[START OF DATA EXTRACT]
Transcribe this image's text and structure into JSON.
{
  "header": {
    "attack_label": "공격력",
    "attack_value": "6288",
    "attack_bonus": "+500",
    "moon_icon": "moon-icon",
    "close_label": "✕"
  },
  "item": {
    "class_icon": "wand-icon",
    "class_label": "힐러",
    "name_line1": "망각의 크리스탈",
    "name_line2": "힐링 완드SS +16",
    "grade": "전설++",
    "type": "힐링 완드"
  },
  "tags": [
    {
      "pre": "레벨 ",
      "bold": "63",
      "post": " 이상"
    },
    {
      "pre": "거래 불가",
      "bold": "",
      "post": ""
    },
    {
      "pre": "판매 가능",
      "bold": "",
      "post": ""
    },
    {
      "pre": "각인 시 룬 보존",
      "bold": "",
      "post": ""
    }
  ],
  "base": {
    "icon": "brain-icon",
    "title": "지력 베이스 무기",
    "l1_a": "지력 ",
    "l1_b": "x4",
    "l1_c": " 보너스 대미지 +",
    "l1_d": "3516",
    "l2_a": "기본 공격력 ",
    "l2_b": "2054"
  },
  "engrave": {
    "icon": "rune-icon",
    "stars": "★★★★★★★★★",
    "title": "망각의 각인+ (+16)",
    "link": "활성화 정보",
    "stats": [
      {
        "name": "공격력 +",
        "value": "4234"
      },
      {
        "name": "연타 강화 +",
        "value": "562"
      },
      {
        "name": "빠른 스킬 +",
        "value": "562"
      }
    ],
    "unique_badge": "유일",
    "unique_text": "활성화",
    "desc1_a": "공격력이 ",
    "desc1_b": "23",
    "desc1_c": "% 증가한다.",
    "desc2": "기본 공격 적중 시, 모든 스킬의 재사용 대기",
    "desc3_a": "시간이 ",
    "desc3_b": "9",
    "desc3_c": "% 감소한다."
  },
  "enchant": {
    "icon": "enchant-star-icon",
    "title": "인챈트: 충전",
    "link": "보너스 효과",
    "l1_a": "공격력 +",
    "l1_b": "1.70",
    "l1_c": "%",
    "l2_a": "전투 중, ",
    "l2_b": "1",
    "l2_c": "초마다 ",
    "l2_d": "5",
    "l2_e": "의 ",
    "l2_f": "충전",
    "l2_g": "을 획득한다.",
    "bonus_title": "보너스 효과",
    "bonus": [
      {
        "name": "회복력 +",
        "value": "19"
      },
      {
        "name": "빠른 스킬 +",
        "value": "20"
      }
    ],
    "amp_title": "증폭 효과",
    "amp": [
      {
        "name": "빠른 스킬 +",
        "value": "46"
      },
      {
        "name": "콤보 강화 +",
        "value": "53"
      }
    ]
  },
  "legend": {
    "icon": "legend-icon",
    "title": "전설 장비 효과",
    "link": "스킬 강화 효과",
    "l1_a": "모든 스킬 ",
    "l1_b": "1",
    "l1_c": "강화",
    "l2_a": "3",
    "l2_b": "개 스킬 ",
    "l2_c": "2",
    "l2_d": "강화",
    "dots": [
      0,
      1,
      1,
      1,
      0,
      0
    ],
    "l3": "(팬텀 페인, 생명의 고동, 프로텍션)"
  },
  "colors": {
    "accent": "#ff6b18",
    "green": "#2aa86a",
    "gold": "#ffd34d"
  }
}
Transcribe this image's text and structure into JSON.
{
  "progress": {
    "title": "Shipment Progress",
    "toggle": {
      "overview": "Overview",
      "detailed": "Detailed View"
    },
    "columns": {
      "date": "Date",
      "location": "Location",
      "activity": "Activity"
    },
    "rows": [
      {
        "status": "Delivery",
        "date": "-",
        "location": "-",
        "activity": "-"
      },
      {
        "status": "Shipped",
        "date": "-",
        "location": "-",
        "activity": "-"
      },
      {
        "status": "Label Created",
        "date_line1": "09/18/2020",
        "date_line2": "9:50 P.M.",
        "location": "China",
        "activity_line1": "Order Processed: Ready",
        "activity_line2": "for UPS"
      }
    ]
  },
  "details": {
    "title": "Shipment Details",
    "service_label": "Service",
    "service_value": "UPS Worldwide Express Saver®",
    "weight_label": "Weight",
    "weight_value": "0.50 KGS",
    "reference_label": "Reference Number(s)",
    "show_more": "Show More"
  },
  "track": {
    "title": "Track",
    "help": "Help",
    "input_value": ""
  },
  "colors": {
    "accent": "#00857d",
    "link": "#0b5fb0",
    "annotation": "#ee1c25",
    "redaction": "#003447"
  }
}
[END OF DATA EXTRACT]
DO THIS
Copy every line of the material, please, keeping it exactly the same.

RESPONSE
Transcribe this image's text and structure into JSON.
{
  "header": {
    "attack_label": "공격력",
    "attack_value": "6288",
    "attack_bonus": "+500",
    "moon_icon": "moon-icon",
    "close_label": "✕"
  },
  "item": {
    "class_icon": "wand-icon",
    "class_label": "힐러",
    "name_line1": "망각의 크리스탈",
    "name_line2": "힐링 완드SS +16",
    "grade": "전설++",
    "type": "힐링 완드"
  },
  "tags": [
    {
      "pre": "레벨 ",
      "bold": "63",
      "post": " 이상"
    },
    {
      "pre": "거래 불가",
      "bold": "",
      "post": ""
    },
    {
      "pre": "판매 가능",
      "bold": "",
      "post": ""
    },
    {
      "pre": "각인 시 룬 보존",
      "bold": "",
      "post": ""
    }
  ],
  "base": {
    "icon": "brain-icon",
    "title": "지력 베이스 무기",
    "l1_a": "지력 ",
    "l1_b": "x4",
    "l1_c": " 보너스 대미지 +",
    "l1_d": "3516",
    "l2_a": "기본 공격력 ",
    "l2_b": "2054"
  },
  "engrave": {
    "icon": "rune-icon",
    "stars": "★★★★★★★★★",
    "title": "망각의 각인+ (+16)",
    "link": "활성화 정보",
    "stats": [
      {
        "name": "공격력 +",
        "value": "4234"
      },
      {
        "name": "연타 강화 +",
        "value": "562"
      },
      {
        "name": "빠른 스킬 +",
        "value": "562"
      }
    ],
    "unique_badge": "유일",
    "unique_text": "활성화",
    "desc1_a": "공격력이 ",
    "desc1_b": "23",
    "desc1_c": "% 증가한다.",
    "desc2": "기본 공격 적중 시, 모든 스킬의 재사용 대기",
    "desc3_a": "시간이 ",
    "desc3_b": "9",
    "desc3_c": "% 감소한다."
  },
  "enchant": {
    "icon": "enchant-star-icon",
    "title": "인챈트: 충전",
    "link": "보너스 효과",
    "l1_a": "공격력 +",
    "l1_b": "1.70",
    "l1_c": "%",
    "l2_a": "전투 중, ",
    "l2_b": "1",
    "l2_c": "초마다 ",
    "l2_d": "5",
    "l2_e": "의 ",
    "l2_f": "충전",
    "l2_g": "을 획득한다.",
    "bonus_title": "보너스 효과",
    "bonus": [
      {
        "name": "회복력 +",
        "value": "19"
      },
      {
        "name": "빠른 스킬 +",
        "value": "20"
      }
    ],
    "amp_title": "증폭 효과",
    "amp": [
      {
        "name": "빠른 스킬 +",
        "value": "46"
      },
      {
        "name": "콤보 강화 +",
        "value": "53"
      }
    ]
  },
  "legend": {
    "icon": "legend-icon",
    "title": "전설 장비 효과",
    "link": "스킬 강화 효과",
    "l1_a": "모든 스킬 ",
    "l1_b": "1",
    "l1_c": "강화",
    "l2_a": "3",
    "l2_b": "개 스킬 ",
    "l2_c": "2",
    "l2_d": "강화",
    "dots": [
      0,
      1,
      1,
      1,
      0,
      0
    ],
    "l3": "(팬텀 페인, 생명의 고동, 프로텍션)"
  },
  "colors": {
    "accent": "#ff6b18",
    "green": "#2aa86a",
    "gold": "#ffd34d"
  }
}
Transcribe this image's text and structure into JSON.
{
  "progress": {
    "title": "Shipment Progress",
    "toggle": {
      "overview": "Overview",
      "detailed": "Detailed View"
    },
    "columns": {
      "date": "Date",
      "location": "Location",
      "activity": "Activity"
    },
    "rows": [
      {
        "status": "Delivery",
        "date": "-",
        "location": "-",
        "activity": "-"
      },
      {
        "status": "Shipped",
        "date": "-",
        "location": "-",
        "activity": "-"
      },
      {
        "status": "Label Created",
        "date_line1": "09/18/2020",
        "date_line2": "9:50 P.M.",
        "location": "China",
        "activity_line1": "Order Processed: Ready",
        "activity_line2": "for UPS"
      }
    ]
  },
  "details": {
    "title": "Shipment Details",
    "service_label": "Service",
    "service_value": "UPS Worldwide Express Saver®",
    "weight_label": "Weight",
    "weight_value": "0.50 KGS",
    "reference_label": "Reference Number(s)",
    "show_more": "Show More"
  },
  "track": {
    "title": "Track",
    "help": "Help",
    "input_value": ""
  },
  "colors": {
    "accent": "#00857d",
    "link": "#0b5fb0",
    "annotation": "#ee1c25",
    "redaction": "#003447"
  }
}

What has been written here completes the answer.